Data entries:

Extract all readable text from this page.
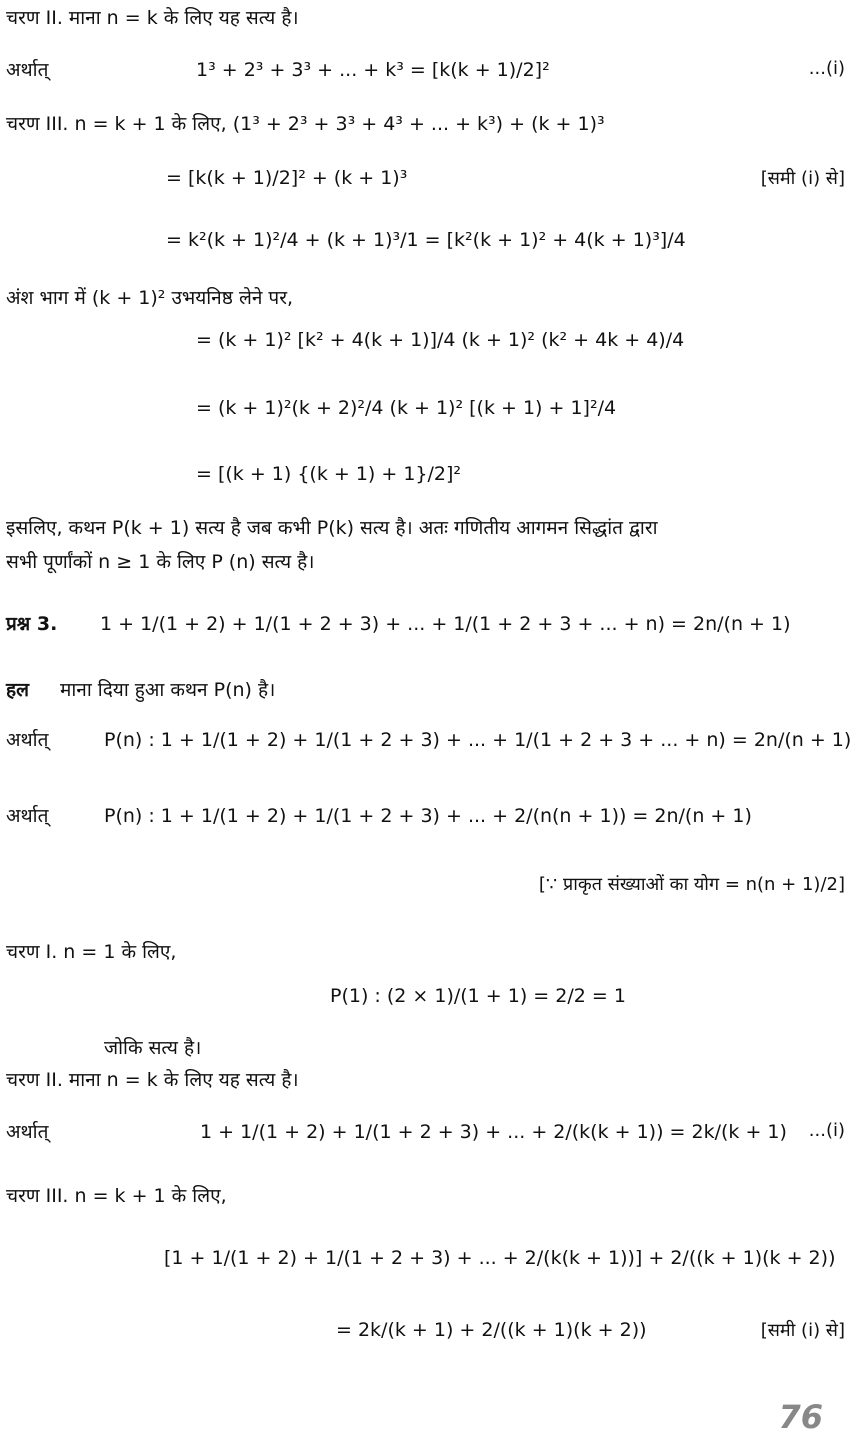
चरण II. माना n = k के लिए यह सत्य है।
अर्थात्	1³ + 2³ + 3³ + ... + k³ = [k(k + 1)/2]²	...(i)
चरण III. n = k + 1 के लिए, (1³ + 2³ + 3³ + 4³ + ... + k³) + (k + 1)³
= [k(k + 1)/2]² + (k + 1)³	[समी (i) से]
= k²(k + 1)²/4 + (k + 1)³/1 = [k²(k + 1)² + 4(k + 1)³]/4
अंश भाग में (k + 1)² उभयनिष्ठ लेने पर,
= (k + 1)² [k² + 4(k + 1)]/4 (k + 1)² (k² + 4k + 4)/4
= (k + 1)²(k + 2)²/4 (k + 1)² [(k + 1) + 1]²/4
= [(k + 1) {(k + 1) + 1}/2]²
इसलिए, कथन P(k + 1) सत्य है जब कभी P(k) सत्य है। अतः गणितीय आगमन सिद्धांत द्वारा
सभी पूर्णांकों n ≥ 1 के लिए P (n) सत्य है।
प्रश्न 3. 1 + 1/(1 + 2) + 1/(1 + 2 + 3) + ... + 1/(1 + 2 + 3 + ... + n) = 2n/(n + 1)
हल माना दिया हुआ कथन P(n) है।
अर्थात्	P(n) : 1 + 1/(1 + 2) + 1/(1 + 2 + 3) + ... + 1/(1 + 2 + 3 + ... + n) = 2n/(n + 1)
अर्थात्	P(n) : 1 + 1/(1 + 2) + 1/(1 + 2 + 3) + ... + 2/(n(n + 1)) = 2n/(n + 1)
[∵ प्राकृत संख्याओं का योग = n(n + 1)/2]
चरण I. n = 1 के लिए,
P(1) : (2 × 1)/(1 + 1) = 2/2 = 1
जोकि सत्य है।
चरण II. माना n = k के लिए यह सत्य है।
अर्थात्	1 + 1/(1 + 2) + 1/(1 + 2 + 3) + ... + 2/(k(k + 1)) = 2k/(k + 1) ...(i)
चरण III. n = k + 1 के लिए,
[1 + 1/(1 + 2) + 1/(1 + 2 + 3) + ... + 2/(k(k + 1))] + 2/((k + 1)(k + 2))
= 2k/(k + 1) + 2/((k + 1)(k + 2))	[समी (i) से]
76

◆ **What the exercise asks**: All records above are to be printed exactly, minus the pictures they contain.

◆ **Output for this exercise**:
Extract all readable text from this page.
चरण II. माना n = k के लिए यह सत्य है।
अर्थात्	1³ + 2³ + 3³ + ... + k³ = [k(k + 1)/2]²	...(i)
चरण III. n = k + 1 के लिए, (1³ + 2³ + 3³ + 4³ + ... + k³) + (k + 1)³
= [k(k + 1)/2]² + (k + 1)³	[समी (i) से]
= k²(k + 1)²/4 + (k + 1)³/1 = [k²(k + 1)² + 4(k + 1)³]/4
अंश भाग में (k + 1)² उभयनिष्ठ लेने पर,
= (k + 1)² [k² + 4(k + 1)]/4 (k + 1)² (k² + 4k + 4)/4
= (k + 1)²(k + 2)²/4 (k + 1)² [(k + 1) + 1]²/4
= [(k + 1) {(k + 1) + 1}/2]²
इसलिए, कथन P(k + 1) सत्य है जब कभी P(k) सत्य है। अतः गणितीय आगमन सिद्धांत द्वारा
सभी पूर्णांकों n ≥ 1 के लिए P (n) सत्य है।
प्रश्न 3. 1 + 1/(1 + 2) + 1/(1 + 2 + 3) + ... + 1/(1 + 2 + 3 + ... + n) = 2n/(n + 1)
हल माना दिया हुआ कथन P(n) है।
अर्थात्	P(n) : 1 + 1/(1 + 2) + 1/(1 + 2 + 3) + ... + 1/(1 + 2 + 3 + ... + n) = 2n/(n + 1)
अर्थात्	P(n) : 1 + 1/(1 + 2) + 1/(1 + 2 + 3) + ... + 2/(n(n + 1)) = 2n/(n + 1)
[∵ प्राकृत संख्याओं का योग = n(n + 1)/2]
चरण I. n = 1 के लिए,
P(1) : (2 × 1)/(1 + 1) = 2/2 = 1
जोकि सत्य है।
चरण II. माना n = k के लिए यह सत्य है।
अर्थात्	1 + 1/(1 + 2) + 1/(1 + 2 + 3) + ... + 2/(k(k + 1)) = 2k/(k + 1) ...(i)
चरण III. n = k + 1 के लिए,
[1 + 1/(1 + 2) + 1/(1 + 2 + 3) + ... + 2/(k(k + 1))] + 2/((k + 1)(k + 2))
= 2k/(k + 1) + 2/((k + 1)(k + 2))	[समी (i) से]
76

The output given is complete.